Exercise: Write out exactly, with no other output, the lines below from the one that contains "What data populates" through the end.

Task material:
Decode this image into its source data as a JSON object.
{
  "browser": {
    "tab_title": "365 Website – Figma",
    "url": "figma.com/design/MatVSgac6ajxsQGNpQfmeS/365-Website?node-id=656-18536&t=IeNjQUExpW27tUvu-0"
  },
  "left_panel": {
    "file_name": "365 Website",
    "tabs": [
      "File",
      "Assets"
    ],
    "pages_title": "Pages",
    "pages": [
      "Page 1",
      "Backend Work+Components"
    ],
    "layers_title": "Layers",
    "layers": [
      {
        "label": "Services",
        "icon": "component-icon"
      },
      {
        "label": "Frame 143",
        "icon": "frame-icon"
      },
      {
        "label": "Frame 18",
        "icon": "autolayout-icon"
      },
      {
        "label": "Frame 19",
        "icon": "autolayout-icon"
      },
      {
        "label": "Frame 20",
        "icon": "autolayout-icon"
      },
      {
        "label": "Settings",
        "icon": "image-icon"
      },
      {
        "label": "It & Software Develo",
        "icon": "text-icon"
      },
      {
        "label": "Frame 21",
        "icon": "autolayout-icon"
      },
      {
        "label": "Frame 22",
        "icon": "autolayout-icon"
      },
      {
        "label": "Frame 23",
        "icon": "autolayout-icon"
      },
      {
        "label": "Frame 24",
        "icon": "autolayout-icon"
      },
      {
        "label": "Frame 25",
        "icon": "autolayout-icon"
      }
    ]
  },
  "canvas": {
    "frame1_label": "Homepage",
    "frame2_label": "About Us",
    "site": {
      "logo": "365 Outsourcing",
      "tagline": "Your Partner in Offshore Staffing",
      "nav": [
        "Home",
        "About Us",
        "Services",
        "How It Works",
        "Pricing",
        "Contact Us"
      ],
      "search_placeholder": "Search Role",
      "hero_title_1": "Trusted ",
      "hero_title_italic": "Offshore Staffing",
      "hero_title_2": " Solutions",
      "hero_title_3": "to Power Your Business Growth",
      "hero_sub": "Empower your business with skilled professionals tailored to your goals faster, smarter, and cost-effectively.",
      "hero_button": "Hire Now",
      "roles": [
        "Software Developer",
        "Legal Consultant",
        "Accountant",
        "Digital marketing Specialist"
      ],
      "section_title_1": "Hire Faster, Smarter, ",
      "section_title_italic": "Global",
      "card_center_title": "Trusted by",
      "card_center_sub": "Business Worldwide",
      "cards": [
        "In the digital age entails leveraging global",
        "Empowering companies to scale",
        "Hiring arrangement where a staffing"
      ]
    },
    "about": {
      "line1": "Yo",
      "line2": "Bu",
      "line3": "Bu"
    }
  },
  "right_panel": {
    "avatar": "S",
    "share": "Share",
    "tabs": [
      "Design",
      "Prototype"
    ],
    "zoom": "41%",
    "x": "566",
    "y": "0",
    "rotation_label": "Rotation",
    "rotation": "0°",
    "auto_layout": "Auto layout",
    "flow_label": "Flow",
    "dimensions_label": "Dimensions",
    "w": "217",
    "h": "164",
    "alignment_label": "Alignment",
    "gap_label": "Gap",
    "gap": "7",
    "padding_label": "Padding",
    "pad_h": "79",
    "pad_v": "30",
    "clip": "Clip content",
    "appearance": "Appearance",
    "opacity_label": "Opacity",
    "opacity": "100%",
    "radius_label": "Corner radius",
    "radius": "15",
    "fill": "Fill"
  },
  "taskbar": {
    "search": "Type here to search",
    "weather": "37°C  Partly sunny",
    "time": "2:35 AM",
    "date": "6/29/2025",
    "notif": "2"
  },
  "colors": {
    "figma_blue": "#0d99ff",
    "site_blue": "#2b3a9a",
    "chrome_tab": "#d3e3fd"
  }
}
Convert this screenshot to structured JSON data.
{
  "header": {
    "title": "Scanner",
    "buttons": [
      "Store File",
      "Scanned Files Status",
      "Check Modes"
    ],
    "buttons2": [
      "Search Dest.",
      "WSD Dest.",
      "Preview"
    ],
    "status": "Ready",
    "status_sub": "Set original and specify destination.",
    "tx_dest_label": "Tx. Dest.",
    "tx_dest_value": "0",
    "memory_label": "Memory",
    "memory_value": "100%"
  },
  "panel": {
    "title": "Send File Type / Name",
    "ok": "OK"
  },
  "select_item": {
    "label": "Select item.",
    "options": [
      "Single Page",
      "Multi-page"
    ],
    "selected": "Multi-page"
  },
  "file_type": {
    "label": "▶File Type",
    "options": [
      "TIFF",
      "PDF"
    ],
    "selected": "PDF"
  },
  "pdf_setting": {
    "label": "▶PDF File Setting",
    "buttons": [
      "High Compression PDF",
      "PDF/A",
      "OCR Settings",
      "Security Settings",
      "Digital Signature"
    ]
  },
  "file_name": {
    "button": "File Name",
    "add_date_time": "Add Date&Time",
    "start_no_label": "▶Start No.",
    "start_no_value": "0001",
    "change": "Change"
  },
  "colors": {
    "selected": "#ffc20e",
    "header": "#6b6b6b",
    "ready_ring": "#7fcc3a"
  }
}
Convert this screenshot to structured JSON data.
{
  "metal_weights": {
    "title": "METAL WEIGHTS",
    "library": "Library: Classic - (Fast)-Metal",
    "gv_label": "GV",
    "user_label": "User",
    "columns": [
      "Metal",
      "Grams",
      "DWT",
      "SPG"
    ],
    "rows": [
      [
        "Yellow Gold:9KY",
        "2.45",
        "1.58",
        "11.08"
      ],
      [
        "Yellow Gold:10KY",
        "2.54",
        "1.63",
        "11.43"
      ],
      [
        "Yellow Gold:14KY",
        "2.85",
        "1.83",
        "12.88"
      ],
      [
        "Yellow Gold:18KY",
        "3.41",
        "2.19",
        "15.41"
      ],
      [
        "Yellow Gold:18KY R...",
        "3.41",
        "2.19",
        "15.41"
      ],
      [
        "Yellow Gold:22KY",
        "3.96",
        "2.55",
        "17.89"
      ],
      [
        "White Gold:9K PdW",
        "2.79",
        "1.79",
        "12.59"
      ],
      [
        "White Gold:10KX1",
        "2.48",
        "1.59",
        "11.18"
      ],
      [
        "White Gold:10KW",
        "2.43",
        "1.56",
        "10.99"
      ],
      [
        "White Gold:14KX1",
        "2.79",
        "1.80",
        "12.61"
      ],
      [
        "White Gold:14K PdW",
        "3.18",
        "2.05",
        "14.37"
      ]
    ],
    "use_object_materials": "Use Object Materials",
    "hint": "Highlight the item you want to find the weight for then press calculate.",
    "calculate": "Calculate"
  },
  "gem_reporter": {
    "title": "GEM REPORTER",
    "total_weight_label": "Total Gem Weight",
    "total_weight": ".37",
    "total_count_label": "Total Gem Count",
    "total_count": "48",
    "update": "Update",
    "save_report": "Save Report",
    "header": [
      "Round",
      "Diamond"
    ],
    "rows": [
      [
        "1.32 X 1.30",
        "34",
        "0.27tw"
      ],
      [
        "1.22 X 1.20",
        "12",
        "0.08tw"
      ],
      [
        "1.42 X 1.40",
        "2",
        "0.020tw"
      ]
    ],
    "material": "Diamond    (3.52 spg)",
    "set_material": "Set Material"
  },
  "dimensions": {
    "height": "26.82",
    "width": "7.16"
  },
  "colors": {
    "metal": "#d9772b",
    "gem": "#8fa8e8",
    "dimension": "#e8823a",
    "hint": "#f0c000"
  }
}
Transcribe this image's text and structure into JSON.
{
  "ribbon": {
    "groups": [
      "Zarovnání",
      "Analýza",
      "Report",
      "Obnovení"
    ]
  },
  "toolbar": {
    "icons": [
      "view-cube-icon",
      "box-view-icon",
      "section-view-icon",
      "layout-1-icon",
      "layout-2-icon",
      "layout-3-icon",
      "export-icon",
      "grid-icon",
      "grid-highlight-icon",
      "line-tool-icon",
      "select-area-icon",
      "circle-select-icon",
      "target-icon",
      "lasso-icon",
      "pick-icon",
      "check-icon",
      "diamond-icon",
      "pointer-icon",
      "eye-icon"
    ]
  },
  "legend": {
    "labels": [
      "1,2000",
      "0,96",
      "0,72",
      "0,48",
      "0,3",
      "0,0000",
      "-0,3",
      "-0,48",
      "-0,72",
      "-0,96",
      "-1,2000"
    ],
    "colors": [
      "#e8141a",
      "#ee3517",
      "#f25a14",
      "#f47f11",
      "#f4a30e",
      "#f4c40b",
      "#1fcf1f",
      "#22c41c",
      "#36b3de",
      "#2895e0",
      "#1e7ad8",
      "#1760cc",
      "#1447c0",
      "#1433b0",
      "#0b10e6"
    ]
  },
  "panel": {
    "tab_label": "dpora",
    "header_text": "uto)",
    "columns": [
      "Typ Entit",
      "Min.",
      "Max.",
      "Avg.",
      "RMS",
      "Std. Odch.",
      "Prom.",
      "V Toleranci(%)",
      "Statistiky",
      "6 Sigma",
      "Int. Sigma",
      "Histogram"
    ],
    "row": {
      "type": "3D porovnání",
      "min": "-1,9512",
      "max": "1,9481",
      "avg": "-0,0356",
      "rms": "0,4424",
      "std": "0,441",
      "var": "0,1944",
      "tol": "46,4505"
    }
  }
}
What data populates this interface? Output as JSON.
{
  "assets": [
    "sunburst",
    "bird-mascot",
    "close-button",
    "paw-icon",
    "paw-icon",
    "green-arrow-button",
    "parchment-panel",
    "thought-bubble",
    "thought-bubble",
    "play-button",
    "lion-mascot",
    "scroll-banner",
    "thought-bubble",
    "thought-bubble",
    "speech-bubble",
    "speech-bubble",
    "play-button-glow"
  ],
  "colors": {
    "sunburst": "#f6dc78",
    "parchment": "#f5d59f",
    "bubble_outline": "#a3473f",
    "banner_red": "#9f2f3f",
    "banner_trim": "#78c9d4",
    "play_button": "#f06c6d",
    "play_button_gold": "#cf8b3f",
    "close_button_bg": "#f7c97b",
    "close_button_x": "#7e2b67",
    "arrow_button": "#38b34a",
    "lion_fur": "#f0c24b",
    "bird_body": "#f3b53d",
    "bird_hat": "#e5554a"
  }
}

Solution to the exercise:
What data populates this interface? Output as JSON.
{
  "assets": [
    "sunburst",
    "bird-mascot",
    "close-button",
    "paw-icon",
    "paw-icon",
    "green-arrow-button",
    "parchment-panel",
    "thought-bubble",
    "thought-bubble",
    "play-button",
    "lion-mascot",
    "scroll-banner",
    "thought-bubble",
    "thought-bubble",
    "speech-bubble",
    "speech-bubble",
    "play-button-glow"
  ],
  "colors": {
    "sunburst": "#f6dc78",
    "parchment": "#f5d59f",
    "bubble_outline": "#a3473f",
    "banner_red": "#9f2f3f",
    "banner_trim": "#78c9d4",
    "play_button": "#f06c6d",
    "play_button_gold": "#cf8b3f",
    "close_button_bg": "#f7c97b",
    "close_button_x": "#7e2b67",
    "arrow_button": "#38b34a",
    "lion_fur": "#f0c24b",
    "bird_body": "#f3b53d",
    "bird_hat": "#e5554a"
  }
}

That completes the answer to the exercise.